Extrait à lire:
↓

Selon Ruki [7], les hôpitaux publics fournissent des soins gratuits, mais il y a des cas de discrimination.

Demandeuse d'asile pakistanaise ahmadie au Sri Lanka, une jeune mère (21 ans) a perdu son nouveau-né ce matin. L'Hôpital général de Negombo ne rend pas le corps de son bébé sans un avis de conformité du HC Pakistanais. C'est seulement si sa famille peut procurer l'avis de conformité qu'on le lui rendra.

Représailles et hostilité contre les réfugiés après les attentats du dimanche de Pâques

Ruki Fernando décrit [7]le traitement reçu par les réfugiés et les demandeurs d'asile au Sri Lanka :

Along with Sri Lankan Muslims, the small refugee and asylum seeker population, especially around Negombo, bore the brunt of reprisals and hostilities after the Easter Sunday bombings. Some refugees were subjected to physical violence and others faced threats of violence as about two-third of the refugee population were evicted from the rooms and houses they were renting. [..] The majority of those evicted were Pakistani Ahmadiyya Muslims and they sought shelter in two Ahmadi mosques. Others were accommodated in the garage and verandas of the Negombo Police station. Conditions in these three camps during April and May were unbearable.

↑

Énoncé A:
D'après l'extrait, pourquoi une partie des réfugiés de Negombo s'est-elle retrouvée dans deux mosquées ahmadies ou au poste de police ? Répondez en une à trois phrases.
Énoncé B:
Recopiez à l'identique les lignes de la liste, de son début jusqu'à la ligne qui contient « 238, 681, 255] », celle-ci comprise.
L'extrait et la liste n'ont aucun rapport entre eux.

Données fournies:
↓

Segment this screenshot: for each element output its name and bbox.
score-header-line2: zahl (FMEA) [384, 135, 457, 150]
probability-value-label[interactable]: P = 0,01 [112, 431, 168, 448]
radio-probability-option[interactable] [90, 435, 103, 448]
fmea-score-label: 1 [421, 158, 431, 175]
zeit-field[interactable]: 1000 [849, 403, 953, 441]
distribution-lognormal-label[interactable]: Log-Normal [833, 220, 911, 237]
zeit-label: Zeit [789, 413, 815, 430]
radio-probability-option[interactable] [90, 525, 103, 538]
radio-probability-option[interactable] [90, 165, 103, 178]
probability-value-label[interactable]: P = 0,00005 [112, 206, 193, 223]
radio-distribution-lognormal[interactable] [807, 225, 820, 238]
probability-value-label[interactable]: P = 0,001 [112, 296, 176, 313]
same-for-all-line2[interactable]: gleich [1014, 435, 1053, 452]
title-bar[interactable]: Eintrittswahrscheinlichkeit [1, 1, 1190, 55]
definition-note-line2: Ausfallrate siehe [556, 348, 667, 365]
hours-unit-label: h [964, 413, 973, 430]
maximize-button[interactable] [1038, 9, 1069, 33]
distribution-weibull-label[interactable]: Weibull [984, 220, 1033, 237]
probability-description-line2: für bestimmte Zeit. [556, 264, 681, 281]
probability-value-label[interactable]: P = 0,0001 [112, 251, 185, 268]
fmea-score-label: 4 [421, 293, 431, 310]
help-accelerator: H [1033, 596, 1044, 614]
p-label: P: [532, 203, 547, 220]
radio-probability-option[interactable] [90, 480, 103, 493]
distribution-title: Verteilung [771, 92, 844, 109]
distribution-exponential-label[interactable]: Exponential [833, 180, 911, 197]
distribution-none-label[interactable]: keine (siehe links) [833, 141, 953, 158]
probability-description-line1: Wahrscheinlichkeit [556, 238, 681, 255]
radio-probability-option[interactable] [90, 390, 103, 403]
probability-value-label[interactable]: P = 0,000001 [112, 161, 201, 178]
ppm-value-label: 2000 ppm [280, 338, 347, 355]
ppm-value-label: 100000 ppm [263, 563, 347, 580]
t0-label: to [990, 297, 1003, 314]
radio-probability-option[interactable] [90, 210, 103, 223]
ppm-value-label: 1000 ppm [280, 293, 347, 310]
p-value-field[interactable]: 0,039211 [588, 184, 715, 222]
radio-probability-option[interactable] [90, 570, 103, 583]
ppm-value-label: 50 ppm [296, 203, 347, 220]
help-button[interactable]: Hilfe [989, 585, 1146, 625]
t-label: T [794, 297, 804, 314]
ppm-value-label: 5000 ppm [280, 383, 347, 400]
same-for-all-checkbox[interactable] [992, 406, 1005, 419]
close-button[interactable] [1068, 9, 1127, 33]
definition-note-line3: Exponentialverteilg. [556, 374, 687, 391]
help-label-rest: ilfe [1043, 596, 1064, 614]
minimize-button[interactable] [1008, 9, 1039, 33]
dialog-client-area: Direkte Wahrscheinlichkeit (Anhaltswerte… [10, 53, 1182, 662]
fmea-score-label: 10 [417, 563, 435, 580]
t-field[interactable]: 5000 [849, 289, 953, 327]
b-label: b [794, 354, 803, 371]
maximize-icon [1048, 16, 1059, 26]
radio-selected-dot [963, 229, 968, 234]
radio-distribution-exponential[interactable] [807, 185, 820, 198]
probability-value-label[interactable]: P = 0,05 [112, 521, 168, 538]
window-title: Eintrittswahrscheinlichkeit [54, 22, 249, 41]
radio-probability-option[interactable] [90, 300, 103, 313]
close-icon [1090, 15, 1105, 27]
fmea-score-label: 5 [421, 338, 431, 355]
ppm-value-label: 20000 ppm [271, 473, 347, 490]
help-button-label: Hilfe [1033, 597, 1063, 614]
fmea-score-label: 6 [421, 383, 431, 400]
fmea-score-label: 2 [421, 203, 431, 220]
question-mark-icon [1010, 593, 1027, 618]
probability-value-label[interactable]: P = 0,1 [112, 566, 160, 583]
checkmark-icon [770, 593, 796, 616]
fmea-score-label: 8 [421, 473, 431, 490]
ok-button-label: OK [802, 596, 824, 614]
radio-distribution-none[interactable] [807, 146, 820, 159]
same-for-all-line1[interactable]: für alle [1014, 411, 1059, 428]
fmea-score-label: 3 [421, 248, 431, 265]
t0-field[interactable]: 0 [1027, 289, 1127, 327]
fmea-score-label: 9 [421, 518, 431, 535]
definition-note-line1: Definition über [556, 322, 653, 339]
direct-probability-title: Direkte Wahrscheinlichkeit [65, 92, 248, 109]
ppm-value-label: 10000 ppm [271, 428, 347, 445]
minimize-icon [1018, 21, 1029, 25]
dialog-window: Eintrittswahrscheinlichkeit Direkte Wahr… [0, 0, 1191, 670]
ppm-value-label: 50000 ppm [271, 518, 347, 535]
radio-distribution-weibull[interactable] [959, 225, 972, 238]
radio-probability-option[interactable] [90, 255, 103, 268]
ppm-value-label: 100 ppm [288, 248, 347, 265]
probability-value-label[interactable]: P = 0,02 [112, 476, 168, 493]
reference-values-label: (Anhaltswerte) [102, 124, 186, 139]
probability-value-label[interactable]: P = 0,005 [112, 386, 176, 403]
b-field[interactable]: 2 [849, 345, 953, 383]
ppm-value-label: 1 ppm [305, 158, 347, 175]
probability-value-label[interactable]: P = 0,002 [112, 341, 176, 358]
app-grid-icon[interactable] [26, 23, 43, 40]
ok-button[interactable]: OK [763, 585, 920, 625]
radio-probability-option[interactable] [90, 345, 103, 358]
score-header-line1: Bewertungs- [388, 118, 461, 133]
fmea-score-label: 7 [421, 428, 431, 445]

↑

Bonne réponse A:
Après les attentats du dimanche de Pâques, environ deux tiers des réfugiés ont été expulsés des chambres et des maisons qu'ils louaient. La plupart d'entre eux, des musulmans ahmadis pakistanais, se sont abrités dans deux mosquées ahmadies, et d'autres ont été logés dans le garage et sous les vérandas du poste de police de Negombo.

Bonne réponse B:
Segment this screenshot: for each element output its name and bbox.
score-header-line2: zahl (FMEA) [384, 135, 457, 150]
probability-value-label[interactable]: P = 0,01 [112, 431, 168, 448]
radio-probability-option[interactable] [90, 435, 103, 448]
fmea-score-label: 1 [421, 158, 431, 175]
zeit-field[interactable]: 1000 [849, 403, 953, 441]
distribution-lognormal-label[interactable]: Log-Normal [833, 220, 911, 237]
zeit-label: Zeit [789, 413, 815, 430]
radio-probability-option[interactable] [90, 525, 103, 538]
radio-probability-option[interactable] [90, 165, 103, 178]
probability-value-label[interactable]: P = 0,00005 [112, 206, 193, 223]
radio-distribution-lognormal[interactable] [807, 225, 820, 238]
probability-value-label[interactable]: P = 0,001 [112, 296, 176, 313]
same-for-all-line2[interactable]: gleich [1014, 435, 1053, 452]
title-bar[interactable]: Eintrittswahrscheinlichkeit [1, 1, 1190, 55]
definition-note-line2: Ausfallrate siehe [556, 348, 667, 365]
hours-unit-label: h [964, 413, 973, 430]
maximize-button[interactable] [1038, 9, 1069, 33]
distribution-weibull-label[interactable]: Weibull [984, 220, 1033, 237]
probability-description-line2: für bestimmte Zeit. [556, 264, 681, 281]
probability-value-label[interactable]: P = 0,0001 [112, 251, 185, 268]
fmea-score-label: 4 [421, 293, 431, 310]
help-accelerator: H [1033, 596, 1044, 614]
p-label: P: [532, 203, 547, 220]
radio-probability-option[interactable] [90, 480, 103, 493]
distribution-title: Verteilung [771, 92, 844, 109]
distribution-exponential-label[interactable]: Exponential [833, 180, 911, 197]
distribution-none-label[interactable]: keine (siehe links) [833, 141, 953, 158]
probability-description-line1: Wahrscheinlichkeit [556, 238, 681, 255]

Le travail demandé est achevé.